Locate the lines of the listing below that hold "Flanksteak", then copy each of them.

********

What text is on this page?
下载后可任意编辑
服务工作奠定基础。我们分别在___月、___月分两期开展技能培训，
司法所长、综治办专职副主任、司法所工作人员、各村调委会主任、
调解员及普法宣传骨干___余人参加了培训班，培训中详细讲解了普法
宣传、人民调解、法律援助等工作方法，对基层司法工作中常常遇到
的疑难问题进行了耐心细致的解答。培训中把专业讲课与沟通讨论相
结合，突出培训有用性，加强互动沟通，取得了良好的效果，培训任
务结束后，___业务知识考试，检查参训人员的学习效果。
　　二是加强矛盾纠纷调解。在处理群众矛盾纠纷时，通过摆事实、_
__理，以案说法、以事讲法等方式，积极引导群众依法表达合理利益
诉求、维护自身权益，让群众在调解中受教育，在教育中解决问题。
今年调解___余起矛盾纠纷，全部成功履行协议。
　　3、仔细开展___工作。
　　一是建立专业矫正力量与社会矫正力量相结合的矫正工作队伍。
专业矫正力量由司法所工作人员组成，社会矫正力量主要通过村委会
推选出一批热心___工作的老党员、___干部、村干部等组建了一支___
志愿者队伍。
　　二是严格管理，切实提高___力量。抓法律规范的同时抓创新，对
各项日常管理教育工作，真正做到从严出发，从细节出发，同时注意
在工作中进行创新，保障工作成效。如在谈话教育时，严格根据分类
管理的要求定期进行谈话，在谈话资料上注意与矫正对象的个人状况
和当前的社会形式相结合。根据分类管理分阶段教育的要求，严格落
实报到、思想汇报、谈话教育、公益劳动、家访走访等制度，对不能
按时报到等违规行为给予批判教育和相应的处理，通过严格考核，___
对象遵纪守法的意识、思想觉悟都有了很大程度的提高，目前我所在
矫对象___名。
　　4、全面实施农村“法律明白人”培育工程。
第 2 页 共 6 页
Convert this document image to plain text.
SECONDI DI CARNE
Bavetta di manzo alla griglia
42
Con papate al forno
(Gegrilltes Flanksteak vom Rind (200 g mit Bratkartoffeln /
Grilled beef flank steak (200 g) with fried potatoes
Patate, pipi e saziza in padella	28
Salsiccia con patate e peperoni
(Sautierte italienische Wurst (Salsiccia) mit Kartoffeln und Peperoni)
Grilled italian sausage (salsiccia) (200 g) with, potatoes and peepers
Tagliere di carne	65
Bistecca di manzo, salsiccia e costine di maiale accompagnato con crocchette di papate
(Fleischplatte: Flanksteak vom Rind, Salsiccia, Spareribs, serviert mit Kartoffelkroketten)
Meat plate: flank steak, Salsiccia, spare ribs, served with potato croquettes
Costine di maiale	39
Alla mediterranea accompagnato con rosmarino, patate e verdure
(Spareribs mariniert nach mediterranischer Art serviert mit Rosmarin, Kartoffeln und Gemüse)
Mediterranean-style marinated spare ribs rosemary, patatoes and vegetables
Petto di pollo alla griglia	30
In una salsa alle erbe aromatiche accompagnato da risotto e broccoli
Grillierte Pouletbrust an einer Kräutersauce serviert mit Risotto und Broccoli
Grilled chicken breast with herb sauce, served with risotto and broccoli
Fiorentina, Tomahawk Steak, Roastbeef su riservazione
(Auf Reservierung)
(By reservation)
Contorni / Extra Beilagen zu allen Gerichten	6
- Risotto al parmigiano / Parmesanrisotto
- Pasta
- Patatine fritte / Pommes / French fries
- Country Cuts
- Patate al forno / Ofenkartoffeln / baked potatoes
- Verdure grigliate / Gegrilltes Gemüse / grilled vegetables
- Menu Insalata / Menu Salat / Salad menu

********

* Task solution:
(Gegrilltes Flanksteak vom Rind (200 g mit Bratkartoffeln /
(Fleischplatte: Flanksteak vom Rind, Salsiccia, Spareribs, serviert mit Kartoffelkroketten)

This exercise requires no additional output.